● **Aim of the exercise**:
Output the data below in full, character for character.
------------------------
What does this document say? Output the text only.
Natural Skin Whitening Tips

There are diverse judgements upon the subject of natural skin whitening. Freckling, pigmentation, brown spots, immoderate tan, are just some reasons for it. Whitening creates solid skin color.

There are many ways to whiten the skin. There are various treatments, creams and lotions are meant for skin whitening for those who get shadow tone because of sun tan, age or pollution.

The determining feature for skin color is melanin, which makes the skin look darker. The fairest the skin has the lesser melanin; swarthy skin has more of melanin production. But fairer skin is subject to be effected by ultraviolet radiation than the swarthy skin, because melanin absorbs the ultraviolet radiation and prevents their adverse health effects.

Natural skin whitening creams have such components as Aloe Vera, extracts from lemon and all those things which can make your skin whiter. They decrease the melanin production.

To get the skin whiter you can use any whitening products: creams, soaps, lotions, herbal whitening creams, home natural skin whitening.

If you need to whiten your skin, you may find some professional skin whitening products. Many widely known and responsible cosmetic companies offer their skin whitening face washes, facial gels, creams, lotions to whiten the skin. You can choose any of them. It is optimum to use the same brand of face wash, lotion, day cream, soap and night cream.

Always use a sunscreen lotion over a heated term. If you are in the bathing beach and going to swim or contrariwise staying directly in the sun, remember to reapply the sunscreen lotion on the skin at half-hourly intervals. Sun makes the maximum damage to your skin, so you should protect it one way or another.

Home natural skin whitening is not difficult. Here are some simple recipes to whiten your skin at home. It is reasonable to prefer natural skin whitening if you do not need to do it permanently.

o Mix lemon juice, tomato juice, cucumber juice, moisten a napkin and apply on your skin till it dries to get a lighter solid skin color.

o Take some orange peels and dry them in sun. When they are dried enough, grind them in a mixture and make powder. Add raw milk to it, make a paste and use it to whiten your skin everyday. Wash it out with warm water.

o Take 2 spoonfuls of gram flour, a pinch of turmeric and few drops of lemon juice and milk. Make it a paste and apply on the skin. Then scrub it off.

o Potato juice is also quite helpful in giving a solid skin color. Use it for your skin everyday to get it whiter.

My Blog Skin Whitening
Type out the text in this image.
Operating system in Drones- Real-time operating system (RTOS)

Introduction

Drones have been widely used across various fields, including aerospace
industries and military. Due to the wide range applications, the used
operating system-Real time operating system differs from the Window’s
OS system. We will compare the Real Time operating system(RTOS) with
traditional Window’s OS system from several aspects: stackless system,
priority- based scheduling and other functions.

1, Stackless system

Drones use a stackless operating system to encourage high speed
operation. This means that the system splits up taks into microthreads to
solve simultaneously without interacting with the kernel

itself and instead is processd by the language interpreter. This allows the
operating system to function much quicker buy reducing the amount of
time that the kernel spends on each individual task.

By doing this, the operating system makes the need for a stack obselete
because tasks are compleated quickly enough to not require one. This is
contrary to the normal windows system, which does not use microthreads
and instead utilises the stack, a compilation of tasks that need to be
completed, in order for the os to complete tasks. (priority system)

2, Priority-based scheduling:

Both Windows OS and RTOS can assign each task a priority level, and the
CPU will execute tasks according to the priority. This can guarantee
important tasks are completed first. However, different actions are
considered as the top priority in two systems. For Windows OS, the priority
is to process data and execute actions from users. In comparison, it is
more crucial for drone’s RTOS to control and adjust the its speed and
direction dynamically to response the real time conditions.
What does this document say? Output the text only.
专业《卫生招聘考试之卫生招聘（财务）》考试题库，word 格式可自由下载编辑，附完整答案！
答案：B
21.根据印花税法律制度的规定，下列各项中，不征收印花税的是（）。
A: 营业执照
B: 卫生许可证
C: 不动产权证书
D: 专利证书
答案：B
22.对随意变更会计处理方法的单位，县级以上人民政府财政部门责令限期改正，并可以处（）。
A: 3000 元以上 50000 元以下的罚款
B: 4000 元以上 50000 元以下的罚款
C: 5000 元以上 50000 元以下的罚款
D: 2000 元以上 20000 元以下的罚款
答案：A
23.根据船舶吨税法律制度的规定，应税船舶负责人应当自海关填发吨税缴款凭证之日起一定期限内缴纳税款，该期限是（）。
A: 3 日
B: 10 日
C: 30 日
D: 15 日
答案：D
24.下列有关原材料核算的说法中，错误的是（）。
------------------------
● **Solved problem**:
What does this document say? Output the text only.
Natural Skin Whitening Tips

There are diverse judgements upon the subject of natural skin whitening. Freckling, pigmentation, brown spots, immoderate tan, are just some reasons for it. Whitening creates solid skin color.

There are many ways to whiten the skin. There are various treatments, creams and lotions are meant for skin whitening for those who get shadow tone because of sun tan, age or pollution.

The determining feature for skin color is melanin, which makes the skin look darker. The fairest the skin has the lesser melanin; swarthy skin has more of melanin production. But fairer skin is subject to be effected by ultraviolet radiation than the swarthy skin, because melanin absorbs the ultraviolet radiation and prevents their adverse health effects.

Natural skin whitening creams have such components as Aloe Vera, extracts from lemon and all those things which can make your skin whiter. They decrease the melanin production.

To get the skin whiter you can use any whitening products: creams, soaps, lotions, herbal whitening creams, home natural skin whitening.

If you need to whiten your skin, you may find some professional skin whitening products. Many widely known and responsible cosmetic companies offer their skin whitening face washes, facial gels, creams, lotions to whiten the skin. You can choose any of them. It is optimum to use the same brand of face wash, lotion, day cream, soap and night cream.

Always use a sunscreen lotion over a heated term. If you are in the bathing beach and going to swim or contrariwise staying directly in the sun, remember to reapply the sunscreen lotion on the skin at half-hourly intervals. Sun makes the maximum damage to your skin, so you should protect it one way or another.

Home natural skin whitening is not difficult. Here are some simple recipes to whiten your skin at home. It is reasonable to prefer natural skin whitening if you do not need to do it permanently.

o Mix lemon juice, tomato juice, cucumber juice, moisten a napkin and apply on your skin till it dries to get a lighter solid skin color.

o Take some orange peels and dry them in sun. When they are dried enough, grind them in a mixture and make powder. Add raw milk to it, make a paste and use it to whiten your skin everyday. Wash it out with warm water.

o Take 2 spoonfuls of gram flour, a pinch of turmeric and few drops of lemon juice and milk. Make it a paste and apply on the skin. Then scrub it off.

o Potato juice is also quite helpful in giving a solid skin color. Use it for your skin everyday to get it whiter.

My Blog Skin Whitening
Type out the text in this image.
Operating system in Drones- Real-time operating system (RTOS)

Introduction

Drones have been widely used across various fields, including aerospace
industries and military. Due to the wide range applications, the used
operating system-Real time operating system differs from the Window’s
OS system. We will compare the Real Time operating system(RTOS) with
traditional Window’s OS system from several aspects: stackless system,
priority- based scheduling and other functions.

1, Stackless system

Drones use a stackless operating system to encourage high speed
operation. This means that the system splits up taks into microthreads to
solve simultaneously without interacting with the kernel

itself and instead is processd by the language interpreter. This allows the
operating system to function much quicker buy reducing the amount of
time that the kernel spends on each individual task.

By doing this, the operating system makes the need for a stack obselete
because tasks are compleated quickly enough to not require one. This is
contrary to the normal windows system, which does not use microthreads
and instead utilises the stack, a compilation of tasks that need to be
completed, in order for the os to complete tasks. (priority system)

2, Priority-based scheduling:

Both Windows OS and RTOS can assign each task a priority level, and the
CPU will execute tasks according to the priority. This can guarantee
important tasks are completed first. However, different actions are
considered as the top priority in two systems. For Windows OS, the priority
is to process data and execute actions from users. In comparison, it is
more crucial for drone’s RTOS to control and adjust the its speed and
direction dynamically to response the real time conditions.
What does this document say? Output the text only.
专业《卫生招聘考试之卫生招聘（财务）》考试题库，word 格式可自由下载编辑，附完整答案！
答案：B
21.根据印花税法律制度的规定，下列各项中，不征收印花税的是（）。
A: 营业执照
B: 卫生许可证
C: 不动产权证书
D: 专利证书
答案：B
22.对随意变更会计处理方法的单位，县级以上人民政府财政部门责令限期改正，并可以处（）。
A: 3000 元以上 50000 元以下的罚款
B: 4000 元以上 50000 元以下的罚款
C: 5000 元以上 50000 元以下的罚款
D: 2000 元以上 20000 元以下的罚款
答案：A
23.根据船舶吨税法律制度的规定，应税船舶负责人应当自海关填发吨税缴款凭证之日起一定期限内缴纳税款，该期限是（）。
A: 3 日
B: 10 日
C: 30 日
D: 15 日
答案：D
24.下列有关原材料核算的说法中，错误的是（）。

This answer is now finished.